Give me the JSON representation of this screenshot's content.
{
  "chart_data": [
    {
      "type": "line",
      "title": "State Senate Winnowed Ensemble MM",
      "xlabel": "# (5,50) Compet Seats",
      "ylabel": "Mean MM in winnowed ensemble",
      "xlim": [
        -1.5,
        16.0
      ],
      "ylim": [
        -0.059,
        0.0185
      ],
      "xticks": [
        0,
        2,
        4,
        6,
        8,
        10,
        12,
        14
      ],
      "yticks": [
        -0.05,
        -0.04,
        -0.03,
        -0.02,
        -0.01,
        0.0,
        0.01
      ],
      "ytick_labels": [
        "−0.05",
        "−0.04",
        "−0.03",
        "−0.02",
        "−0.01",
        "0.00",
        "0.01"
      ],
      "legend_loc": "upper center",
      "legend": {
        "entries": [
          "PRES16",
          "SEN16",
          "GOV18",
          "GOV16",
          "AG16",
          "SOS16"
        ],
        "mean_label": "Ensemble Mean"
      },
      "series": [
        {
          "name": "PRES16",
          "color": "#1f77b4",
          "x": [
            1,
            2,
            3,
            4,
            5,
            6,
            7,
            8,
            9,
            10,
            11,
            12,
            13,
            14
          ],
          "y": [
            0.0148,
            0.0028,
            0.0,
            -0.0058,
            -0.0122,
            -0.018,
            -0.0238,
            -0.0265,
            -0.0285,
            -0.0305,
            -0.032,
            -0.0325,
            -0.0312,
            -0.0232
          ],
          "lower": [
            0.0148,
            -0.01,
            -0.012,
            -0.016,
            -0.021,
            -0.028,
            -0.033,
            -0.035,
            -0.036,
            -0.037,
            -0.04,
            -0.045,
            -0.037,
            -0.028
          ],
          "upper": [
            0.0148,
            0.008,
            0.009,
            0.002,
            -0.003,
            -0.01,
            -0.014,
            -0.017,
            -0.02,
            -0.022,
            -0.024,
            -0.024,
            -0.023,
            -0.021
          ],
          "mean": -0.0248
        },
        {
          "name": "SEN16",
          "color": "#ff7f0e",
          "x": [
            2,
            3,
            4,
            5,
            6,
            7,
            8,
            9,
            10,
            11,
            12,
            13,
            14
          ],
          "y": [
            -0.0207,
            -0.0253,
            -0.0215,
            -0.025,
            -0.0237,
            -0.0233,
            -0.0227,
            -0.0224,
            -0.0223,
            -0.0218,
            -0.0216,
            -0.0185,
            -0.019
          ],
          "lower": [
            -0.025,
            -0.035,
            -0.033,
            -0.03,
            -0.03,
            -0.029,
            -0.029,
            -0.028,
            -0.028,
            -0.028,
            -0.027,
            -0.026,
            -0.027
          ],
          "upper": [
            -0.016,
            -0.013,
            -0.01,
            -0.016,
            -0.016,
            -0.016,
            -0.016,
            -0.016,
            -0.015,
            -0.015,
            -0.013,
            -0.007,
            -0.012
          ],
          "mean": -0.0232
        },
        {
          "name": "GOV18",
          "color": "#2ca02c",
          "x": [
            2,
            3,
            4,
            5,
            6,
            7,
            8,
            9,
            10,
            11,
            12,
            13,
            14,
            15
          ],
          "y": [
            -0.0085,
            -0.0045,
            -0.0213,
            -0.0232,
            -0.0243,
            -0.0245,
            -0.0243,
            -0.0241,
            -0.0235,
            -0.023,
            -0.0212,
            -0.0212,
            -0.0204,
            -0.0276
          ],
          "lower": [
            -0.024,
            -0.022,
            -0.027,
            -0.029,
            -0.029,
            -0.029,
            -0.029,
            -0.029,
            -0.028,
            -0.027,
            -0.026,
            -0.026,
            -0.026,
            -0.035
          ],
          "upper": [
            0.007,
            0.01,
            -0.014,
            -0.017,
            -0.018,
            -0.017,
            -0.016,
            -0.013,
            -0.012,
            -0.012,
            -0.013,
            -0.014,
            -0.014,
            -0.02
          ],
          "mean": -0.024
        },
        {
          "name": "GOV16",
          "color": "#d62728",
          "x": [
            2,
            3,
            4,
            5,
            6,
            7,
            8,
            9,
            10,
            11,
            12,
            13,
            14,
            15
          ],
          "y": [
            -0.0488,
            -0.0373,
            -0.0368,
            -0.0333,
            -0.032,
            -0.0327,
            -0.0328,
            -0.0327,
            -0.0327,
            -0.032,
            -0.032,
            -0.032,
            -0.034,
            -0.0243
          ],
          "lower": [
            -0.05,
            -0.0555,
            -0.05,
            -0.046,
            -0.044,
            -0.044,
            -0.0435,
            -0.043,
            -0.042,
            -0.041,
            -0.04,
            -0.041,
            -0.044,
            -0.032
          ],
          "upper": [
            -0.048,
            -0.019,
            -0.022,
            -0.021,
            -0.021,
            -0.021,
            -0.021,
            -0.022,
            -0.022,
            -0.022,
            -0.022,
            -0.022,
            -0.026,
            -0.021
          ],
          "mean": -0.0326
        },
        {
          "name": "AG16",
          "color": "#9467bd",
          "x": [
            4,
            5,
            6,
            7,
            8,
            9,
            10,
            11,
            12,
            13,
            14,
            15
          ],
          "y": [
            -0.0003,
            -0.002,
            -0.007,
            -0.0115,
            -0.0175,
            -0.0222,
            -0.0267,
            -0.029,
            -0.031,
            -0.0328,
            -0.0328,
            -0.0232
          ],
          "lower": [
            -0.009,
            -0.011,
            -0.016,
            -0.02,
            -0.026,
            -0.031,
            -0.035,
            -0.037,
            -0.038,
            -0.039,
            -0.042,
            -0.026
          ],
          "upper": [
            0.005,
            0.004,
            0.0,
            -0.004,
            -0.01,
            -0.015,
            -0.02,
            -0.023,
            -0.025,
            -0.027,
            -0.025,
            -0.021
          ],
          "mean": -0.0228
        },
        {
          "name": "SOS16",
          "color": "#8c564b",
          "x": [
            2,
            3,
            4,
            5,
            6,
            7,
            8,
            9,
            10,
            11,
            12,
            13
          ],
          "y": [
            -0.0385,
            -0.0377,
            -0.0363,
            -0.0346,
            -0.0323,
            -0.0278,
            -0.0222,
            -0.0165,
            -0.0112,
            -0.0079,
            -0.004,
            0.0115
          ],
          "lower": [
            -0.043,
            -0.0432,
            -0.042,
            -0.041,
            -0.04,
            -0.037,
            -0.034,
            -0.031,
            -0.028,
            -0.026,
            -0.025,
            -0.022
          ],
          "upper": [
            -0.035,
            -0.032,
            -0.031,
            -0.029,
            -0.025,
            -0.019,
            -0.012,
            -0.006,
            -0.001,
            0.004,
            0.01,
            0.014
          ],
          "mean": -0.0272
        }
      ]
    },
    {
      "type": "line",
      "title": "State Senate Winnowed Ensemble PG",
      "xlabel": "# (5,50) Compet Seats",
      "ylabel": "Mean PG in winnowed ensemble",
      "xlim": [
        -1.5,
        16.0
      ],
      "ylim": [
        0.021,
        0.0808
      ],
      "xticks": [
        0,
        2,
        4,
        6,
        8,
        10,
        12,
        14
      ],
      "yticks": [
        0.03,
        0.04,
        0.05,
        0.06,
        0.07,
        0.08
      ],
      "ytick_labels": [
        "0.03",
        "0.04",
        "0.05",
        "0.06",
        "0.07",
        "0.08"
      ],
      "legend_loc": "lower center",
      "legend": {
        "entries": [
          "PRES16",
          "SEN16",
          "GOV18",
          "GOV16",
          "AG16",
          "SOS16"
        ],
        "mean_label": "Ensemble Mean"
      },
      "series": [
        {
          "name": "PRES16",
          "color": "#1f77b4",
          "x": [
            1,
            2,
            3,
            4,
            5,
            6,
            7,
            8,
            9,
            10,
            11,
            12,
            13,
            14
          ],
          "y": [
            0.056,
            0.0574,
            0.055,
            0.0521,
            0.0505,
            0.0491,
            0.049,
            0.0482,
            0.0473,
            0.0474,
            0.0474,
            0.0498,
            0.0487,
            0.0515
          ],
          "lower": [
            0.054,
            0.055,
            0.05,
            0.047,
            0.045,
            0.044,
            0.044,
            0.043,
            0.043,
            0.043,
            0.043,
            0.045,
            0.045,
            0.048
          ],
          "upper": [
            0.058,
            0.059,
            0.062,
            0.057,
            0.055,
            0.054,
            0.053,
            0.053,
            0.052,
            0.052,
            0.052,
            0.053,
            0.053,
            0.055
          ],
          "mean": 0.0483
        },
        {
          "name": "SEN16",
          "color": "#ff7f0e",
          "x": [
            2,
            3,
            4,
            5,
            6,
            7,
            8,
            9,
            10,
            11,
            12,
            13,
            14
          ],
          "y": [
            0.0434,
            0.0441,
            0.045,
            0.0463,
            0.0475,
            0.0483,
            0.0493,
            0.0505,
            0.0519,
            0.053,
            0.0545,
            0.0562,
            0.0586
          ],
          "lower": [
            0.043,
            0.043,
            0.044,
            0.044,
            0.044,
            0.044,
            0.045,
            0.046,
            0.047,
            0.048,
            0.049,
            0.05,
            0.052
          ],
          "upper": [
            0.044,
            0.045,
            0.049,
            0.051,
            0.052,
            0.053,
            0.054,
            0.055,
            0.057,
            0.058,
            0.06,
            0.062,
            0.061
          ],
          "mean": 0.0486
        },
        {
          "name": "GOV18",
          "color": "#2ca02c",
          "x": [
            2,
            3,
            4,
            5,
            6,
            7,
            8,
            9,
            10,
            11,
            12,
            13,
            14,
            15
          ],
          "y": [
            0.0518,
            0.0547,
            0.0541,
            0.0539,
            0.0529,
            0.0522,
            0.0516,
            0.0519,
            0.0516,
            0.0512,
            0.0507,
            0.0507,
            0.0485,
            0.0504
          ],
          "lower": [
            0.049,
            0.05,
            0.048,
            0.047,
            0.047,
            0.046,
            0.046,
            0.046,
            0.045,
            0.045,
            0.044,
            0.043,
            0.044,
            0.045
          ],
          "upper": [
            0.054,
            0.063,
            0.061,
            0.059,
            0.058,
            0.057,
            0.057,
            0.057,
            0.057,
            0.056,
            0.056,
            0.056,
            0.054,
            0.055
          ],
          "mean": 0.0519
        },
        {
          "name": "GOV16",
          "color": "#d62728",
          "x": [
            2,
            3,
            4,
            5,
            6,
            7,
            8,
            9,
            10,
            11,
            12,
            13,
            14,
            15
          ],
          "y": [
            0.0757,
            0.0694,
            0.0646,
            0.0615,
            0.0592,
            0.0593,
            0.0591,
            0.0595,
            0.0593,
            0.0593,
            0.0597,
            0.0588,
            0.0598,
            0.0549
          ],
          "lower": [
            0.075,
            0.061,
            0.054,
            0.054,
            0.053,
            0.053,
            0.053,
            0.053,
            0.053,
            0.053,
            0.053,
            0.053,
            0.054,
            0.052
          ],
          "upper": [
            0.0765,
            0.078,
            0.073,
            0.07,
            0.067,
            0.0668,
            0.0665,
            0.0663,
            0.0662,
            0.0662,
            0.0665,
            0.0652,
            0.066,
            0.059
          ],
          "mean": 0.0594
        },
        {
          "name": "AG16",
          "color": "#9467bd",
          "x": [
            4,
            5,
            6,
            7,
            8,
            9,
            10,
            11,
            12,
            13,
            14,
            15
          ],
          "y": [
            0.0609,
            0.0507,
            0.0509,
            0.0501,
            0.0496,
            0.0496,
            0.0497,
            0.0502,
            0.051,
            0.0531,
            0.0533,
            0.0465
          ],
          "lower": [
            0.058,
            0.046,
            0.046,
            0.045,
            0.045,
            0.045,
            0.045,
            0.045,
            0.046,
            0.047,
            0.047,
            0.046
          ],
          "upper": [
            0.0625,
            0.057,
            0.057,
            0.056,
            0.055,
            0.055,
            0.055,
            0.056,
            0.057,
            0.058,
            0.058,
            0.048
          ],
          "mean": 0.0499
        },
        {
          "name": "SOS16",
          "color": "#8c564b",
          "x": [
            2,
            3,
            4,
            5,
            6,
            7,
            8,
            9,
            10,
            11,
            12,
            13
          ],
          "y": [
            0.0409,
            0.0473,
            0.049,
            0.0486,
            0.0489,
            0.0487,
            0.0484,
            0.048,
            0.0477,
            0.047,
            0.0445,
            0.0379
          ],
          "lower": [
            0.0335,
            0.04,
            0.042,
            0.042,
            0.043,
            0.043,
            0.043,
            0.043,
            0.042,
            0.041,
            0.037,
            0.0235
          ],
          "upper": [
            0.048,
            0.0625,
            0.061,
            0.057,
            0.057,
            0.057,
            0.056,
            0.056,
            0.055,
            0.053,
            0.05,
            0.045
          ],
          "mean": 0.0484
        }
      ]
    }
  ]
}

---------------

EXERCISE: Say how many lines above hold the word "title", giving only the count.

TASK ANSWER: 2